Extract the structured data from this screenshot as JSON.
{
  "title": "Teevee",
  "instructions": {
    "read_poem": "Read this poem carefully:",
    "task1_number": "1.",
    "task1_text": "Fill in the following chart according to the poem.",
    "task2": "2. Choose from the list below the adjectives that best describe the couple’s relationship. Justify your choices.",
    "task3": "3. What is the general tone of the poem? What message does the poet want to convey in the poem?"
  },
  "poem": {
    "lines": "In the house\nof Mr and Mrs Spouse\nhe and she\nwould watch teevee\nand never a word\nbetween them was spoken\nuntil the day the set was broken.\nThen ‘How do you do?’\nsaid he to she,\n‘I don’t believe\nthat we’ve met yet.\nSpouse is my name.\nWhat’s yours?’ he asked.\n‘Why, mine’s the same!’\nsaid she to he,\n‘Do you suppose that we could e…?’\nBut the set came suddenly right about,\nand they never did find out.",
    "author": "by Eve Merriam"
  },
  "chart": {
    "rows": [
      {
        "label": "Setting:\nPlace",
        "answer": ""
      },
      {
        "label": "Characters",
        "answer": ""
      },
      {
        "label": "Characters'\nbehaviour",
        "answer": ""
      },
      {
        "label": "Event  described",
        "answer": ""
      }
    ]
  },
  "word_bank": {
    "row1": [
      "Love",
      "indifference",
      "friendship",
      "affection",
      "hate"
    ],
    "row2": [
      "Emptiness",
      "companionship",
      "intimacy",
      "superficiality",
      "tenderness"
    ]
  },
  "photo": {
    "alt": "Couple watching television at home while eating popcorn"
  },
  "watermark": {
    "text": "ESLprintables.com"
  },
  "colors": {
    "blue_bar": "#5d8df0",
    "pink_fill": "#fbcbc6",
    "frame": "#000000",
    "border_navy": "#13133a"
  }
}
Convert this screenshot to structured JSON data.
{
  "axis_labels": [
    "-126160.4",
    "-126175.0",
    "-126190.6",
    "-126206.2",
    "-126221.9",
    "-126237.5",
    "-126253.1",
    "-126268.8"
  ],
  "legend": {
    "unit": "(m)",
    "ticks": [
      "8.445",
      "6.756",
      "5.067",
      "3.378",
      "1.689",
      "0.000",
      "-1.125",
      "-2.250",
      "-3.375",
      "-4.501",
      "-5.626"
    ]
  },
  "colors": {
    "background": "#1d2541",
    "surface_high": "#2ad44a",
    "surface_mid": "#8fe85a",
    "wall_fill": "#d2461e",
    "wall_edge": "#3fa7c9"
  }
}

******************************

• **Job**
Give the complete listing a second time, exactly as it reads.

• **Response for this exercise**
Extract the structured data from this screenshot as JSON.
{
  "title": "Teevee",
  "instructions": {
    "read_poem": "Read this poem carefully:",
    "task1_number": "1.",
    "task1_text": "Fill in the following chart according to the poem.",
    "task2": "2. Choose from the list below the adjectives that best describe the couple’s relationship. Justify your choices.",
    "task3": "3. What is the general tone of the poem? What message does the poet want to convey in the poem?"
  },
  "poem": {
    "lines": "In the house\nof Mr and Mrs Spouse\nhe and she\nwould watch teevee\nand never a word\nbetween them was spoken\nuntil the day the set was broken.\nThen ‘How do you do?’\nsaid he to she,\n‘I don’t believe\nthat we’ve met yet.\nSpouse is my name.\nWhat’s yours?’ he asked.\n‘Why, mine’s the same!’\nsaid she to he,\n‘Do you suppose that we could e…?’\nBut the set came suddenly right about,\nand they never did find out.",
    "author": "by Eve Merriam"
  },
  "chart": {
    "rows": [
      {
        "label": "Setting:\nPlace",
        "answer": ""
      },
      {
        "label": "Characters",
        "answer": ""
      },
      {
        "label": "Characters'\nbehaviour",
        "answer": ""
      },
      {
        "label": "Event  described",
        "answer": ""
      }
    ]
  },
  "word_bank": {
    "row1": [
      "Love",
      "indifference",
      "friendship",
      "affection",
      "hate"
    ],
    "row2": [
      "Emptiness",
      "companionship",
      "intimacy",
      "superficiality",
      "tenderness"
    ]
  },
  "photo": {
    "alt": "Couple watching television at home while eating popcorn"
  },
  "watermark": {
    "text": "ESLprintables.com"
  },
  "colors": {
    "blue_bar": "#5d8df0",
    "pink_fill": "#fbcbc6",
    "frame": "#000000",
    "border_navy": "#13133a"
  }
}
Convert this screenshot to structured JSON data.
{
  "axis_labels": [
    "-126160.4",
    "-126175.0",
    "-126190.6",
    "-126206.2",
    "-126221.9",
    "-126237.5",
    "-126253.1",
    "-126268.8"
  ],
  "legend": {
    "unit": "(m)",
    "ticks": [
      "8.445",
      "6.756",
      "5.067",
      "3.378",
      "1.689",
      "0.000",
      "-1.125",
      "-2.250",
      "-3.375",
      "-4.501",
      "-5.626"
    ]
  },
  "colors": {
    "background": "#1d2541",
    "surface_high": "#2ad44a",
    "surface_mid": "#8fe85a",
    "wall_fill": "#d2461e",
    "wall_edge": "#3fa7c9"
  }
}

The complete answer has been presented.